WORK INSTRUCTIONS – You are to retype all of the data exactly as it appears.

RECORDS FOR THE TASK –

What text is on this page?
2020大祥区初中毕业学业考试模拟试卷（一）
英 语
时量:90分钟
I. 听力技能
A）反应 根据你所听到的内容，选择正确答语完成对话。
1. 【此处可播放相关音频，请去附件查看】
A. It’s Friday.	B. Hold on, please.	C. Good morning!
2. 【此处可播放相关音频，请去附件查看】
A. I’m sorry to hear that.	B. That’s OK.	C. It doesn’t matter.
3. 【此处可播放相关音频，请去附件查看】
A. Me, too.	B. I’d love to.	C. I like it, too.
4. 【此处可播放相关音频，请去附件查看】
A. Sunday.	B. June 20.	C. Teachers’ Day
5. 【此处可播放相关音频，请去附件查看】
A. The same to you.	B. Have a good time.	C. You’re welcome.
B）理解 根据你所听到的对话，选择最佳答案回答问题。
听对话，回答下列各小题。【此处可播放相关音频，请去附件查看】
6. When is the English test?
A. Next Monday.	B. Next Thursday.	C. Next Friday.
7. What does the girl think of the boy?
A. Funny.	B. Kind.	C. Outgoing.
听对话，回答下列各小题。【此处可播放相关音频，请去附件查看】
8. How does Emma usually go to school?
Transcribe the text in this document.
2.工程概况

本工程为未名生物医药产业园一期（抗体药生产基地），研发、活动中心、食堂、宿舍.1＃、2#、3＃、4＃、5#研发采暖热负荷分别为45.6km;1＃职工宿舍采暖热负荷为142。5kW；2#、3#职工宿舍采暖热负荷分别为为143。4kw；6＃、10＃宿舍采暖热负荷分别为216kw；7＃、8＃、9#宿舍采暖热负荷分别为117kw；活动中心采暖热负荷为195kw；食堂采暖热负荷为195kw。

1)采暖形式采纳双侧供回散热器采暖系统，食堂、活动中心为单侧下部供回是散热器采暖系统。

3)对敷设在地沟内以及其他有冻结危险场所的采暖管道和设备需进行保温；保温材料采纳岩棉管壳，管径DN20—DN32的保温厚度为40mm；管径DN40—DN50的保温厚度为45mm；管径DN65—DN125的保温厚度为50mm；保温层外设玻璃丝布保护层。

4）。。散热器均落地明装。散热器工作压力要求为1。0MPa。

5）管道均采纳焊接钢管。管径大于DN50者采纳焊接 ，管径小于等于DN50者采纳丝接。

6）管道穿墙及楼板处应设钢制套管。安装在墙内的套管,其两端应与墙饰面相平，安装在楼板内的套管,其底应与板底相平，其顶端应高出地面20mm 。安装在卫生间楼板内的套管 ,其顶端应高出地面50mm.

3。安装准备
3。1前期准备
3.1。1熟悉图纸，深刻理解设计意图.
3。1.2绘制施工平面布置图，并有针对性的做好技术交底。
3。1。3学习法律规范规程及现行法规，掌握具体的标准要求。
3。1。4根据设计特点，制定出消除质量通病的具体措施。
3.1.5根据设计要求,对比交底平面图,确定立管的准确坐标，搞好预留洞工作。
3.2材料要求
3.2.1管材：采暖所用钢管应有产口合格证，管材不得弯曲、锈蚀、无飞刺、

TASK ANSWER –
What text is on this page?
2020大祥区初中毕业学业考试模拟试卷（一）
英 语
时量:90分钟
I. 听力技能
A）反应 根据你所听到的内容，选择正确答语完成对话。
1. 【此处可播放相关音频，请去附件查看】
A. It’s Friday.	B. Hold on, please.	C. Good morning!
2. 【此处可播放相关音频，请去附件查看】
A. I’m sorry to hear that.	B. That’s OK.	C. It doesn’t matter.
3. 【此处可播放相关音频，请去附件查看】
A. Me, too.	B. I’d love to.	C. I like it, too.
4. 【此处可播放相关音频，请去附件查看】
A. Sunday.	B. June 20.	C. Teachers’ Day
5. 【此处可播放相关音频，请去附件查看】
A. The same to you.	B. Have a good time.	C. You’re welcome.
B）理解 根据你所听到的对话，选择最佳答案回答问题。
听对话，回答下列各小题。【此处可播放相关音频，请去附件查看】
6. When is the English test?
A. Next Monday.	B. Next Thursday.	C. Next Friday.
7. What does the girl think of the boy?
A. Funny.	B. Kind.	C. Outgoing.
听对话，回答下列各小题。【此处可播放相关音频，请去附件查看】
8. How does Emma usually go to school?
Transcribe the text in this document.
2.工程概况

本工程为未名生物医药产业园一期（抗体药生产基地），研发、活动中心、食堂、宿舍.1＃、2#、3＃、4＃、5#研发采暖热负荷分别为45.6km;1＃职工宿舍采暖热负荷为142。5kW；2#、3#职工宿舍采暖热负荷分别为为143。4kw；6＃、10＃宿舍采暖热负荷分别为216kw；7＃、8＃、9#宿舍采暖热负荷分别为117kw；活动中心采暖热负荷为195kw；食堂采暖热负荷为195kw。

1)采暖形式采纳双侧供回散热器采暖系统，食堂、活动中心为单侧下部供回是散热器采暖系统。

3)对敷设在地沟内以及其他有冻结危险场所的采暖管道和设备需进行保温；保温材料采纳岩棉管壳，管径DN20—DN32的保温厚度为40mm；管径DN40—DN50的保温厚度为45mm；管径DN65—DN125的保温厚度为50mm；保温层外设玻璃丝布保护层。

4）。。散热器均落地明装。散热器工作压力要求为1。0MPa。

5）管道均采纳焊接钢管。管径大于DN50者采纳焊接 ，管径小于等于DN50者采纳丝接。

6）管道穿墙及楼板处应设钢制套管。安装在墙内的套管,其两端应与墙饰面相平，安装在楼板内的套管,其底应与板底相平，其顶端应高出地面20mm 。安装在卫生间楼板内的套管 ,其顶端应高出地面50mm.

3。安装准备
3。1前期准备
3.1。1熟悉图纸，深刻理解设计意图.
3。1.2绘制施工平面布置图，并有针对性的做好技术交底。
3。1。3学习法律规范规程及现行法规，掌握具体的标准要求。
3。1。4根据设计特点，制定出消除质量通病的具体措施。
3.1.5根据设计要求,对比交底平面图,确定立管的准确坐标，搞好预留洞工作。
3.2材料要求
3.2.1管材：采暖所用钢管应有产口合格证，管材不得弯曲、锈蚀、无飞刺、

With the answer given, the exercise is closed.